**Goal of the exercise**:
Using the records below, locate all lines containing "MACHADO" and return them.

**Input records**:
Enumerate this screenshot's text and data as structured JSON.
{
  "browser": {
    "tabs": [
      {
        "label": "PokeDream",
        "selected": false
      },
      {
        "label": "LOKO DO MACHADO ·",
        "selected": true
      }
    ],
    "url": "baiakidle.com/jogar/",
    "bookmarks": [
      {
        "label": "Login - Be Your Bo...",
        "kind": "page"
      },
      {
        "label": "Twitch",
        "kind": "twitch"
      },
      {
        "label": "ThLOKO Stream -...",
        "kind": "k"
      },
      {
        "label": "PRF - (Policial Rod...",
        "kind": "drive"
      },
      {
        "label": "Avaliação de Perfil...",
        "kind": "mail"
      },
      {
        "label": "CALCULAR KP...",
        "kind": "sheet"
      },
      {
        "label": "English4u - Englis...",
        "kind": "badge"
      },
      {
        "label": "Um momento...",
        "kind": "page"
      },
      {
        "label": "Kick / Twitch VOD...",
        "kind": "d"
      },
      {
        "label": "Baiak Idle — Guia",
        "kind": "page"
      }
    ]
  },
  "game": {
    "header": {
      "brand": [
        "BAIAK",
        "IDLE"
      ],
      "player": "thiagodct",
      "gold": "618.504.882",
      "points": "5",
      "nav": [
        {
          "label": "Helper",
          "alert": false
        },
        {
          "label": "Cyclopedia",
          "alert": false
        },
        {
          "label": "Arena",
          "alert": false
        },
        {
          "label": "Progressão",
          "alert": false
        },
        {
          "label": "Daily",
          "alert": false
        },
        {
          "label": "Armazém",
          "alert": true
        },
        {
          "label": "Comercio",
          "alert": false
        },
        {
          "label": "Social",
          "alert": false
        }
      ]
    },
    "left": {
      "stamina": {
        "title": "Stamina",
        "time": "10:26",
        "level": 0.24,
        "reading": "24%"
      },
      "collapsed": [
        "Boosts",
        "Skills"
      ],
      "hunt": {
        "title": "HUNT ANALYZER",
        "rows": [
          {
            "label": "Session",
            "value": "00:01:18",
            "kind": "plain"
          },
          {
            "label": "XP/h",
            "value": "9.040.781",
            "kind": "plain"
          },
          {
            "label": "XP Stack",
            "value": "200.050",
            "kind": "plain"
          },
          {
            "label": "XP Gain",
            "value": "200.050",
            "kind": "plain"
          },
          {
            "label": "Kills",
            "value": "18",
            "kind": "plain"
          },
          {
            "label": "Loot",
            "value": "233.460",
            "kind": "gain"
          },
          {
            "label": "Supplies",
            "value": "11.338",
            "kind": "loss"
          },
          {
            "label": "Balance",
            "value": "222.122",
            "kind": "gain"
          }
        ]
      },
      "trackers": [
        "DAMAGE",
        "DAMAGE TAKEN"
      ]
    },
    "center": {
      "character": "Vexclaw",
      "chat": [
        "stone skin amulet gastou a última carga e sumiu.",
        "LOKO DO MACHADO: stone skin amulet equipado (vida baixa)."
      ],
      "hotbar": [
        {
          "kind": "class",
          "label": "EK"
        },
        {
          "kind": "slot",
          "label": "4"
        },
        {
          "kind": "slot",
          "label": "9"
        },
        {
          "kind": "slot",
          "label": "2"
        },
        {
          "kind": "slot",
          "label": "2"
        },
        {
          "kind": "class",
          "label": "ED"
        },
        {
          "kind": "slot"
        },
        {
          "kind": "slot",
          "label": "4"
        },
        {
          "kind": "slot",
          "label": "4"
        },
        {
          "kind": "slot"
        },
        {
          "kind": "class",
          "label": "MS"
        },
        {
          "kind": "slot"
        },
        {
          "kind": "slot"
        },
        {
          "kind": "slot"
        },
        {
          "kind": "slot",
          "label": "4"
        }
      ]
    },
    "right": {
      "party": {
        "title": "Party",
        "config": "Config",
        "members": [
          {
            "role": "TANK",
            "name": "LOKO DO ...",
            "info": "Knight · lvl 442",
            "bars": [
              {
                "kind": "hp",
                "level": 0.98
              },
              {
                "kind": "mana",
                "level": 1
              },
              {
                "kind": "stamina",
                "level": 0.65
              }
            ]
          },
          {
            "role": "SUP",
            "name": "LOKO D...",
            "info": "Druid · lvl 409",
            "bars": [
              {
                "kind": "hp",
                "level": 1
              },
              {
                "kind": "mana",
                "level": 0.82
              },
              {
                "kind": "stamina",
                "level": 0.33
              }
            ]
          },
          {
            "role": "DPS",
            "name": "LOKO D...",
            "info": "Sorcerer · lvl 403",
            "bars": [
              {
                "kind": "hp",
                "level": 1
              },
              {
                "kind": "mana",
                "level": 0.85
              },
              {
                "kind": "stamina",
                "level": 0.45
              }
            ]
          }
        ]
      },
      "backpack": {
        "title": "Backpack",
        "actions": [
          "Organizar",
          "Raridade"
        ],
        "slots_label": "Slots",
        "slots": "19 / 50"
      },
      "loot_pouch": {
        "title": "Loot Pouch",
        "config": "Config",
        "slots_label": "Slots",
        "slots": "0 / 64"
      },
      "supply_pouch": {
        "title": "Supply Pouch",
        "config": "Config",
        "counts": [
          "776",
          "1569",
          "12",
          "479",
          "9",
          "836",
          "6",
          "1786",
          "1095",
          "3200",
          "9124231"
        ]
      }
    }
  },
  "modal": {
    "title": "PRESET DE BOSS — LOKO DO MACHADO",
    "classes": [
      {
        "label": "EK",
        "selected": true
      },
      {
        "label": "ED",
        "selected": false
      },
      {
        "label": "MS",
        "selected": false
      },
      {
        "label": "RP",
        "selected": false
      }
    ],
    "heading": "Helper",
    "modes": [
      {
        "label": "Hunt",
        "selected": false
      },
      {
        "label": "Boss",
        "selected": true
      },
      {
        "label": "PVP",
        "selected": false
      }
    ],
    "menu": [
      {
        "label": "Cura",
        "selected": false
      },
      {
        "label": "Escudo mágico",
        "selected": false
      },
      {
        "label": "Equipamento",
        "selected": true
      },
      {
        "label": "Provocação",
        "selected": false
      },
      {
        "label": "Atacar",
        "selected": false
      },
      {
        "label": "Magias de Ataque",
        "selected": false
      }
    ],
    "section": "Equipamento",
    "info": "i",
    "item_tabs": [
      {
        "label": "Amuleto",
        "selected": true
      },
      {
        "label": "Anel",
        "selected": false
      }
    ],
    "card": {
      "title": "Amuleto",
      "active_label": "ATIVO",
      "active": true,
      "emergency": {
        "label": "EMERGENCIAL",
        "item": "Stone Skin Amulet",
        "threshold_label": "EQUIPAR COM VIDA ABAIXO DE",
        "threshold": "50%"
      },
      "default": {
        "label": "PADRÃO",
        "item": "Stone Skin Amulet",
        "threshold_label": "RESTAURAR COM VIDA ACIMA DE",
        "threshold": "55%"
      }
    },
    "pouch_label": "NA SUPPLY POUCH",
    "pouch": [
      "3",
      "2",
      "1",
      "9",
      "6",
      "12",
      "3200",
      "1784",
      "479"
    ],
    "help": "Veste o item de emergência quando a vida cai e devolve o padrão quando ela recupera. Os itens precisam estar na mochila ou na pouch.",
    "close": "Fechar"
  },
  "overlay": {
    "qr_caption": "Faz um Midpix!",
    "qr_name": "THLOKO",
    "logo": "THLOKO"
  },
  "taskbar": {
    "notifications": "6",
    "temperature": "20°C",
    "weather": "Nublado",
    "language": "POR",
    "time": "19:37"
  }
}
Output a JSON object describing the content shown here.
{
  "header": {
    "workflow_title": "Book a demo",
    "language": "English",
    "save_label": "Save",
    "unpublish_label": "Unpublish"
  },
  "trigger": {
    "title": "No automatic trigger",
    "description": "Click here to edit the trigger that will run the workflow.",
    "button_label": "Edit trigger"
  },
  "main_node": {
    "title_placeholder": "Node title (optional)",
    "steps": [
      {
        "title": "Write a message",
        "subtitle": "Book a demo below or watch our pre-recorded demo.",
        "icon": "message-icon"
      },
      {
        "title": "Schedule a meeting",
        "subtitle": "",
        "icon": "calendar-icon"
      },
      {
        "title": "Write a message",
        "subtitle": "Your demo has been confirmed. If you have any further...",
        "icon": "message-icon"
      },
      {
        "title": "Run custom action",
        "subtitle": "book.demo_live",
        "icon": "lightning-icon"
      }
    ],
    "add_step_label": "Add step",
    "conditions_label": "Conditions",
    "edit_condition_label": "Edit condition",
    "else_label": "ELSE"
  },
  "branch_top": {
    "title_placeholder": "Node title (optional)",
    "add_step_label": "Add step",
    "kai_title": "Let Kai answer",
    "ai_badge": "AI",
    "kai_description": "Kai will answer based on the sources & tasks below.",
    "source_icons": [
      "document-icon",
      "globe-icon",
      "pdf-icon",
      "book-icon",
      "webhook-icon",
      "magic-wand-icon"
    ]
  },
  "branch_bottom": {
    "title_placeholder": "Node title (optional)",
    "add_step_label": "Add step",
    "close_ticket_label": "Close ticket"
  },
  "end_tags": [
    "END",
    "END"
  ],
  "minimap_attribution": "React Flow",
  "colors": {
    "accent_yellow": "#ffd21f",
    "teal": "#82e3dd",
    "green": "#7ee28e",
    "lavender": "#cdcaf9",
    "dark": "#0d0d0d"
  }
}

**Correct response**:
        "label": "LOKO DO MACHADO ·",
        "LOKO DO MACHADO: stone skin amulet equipado (vida baixa)."
    "title": "PRESET DE BOSS — LOKO DO MACHADO",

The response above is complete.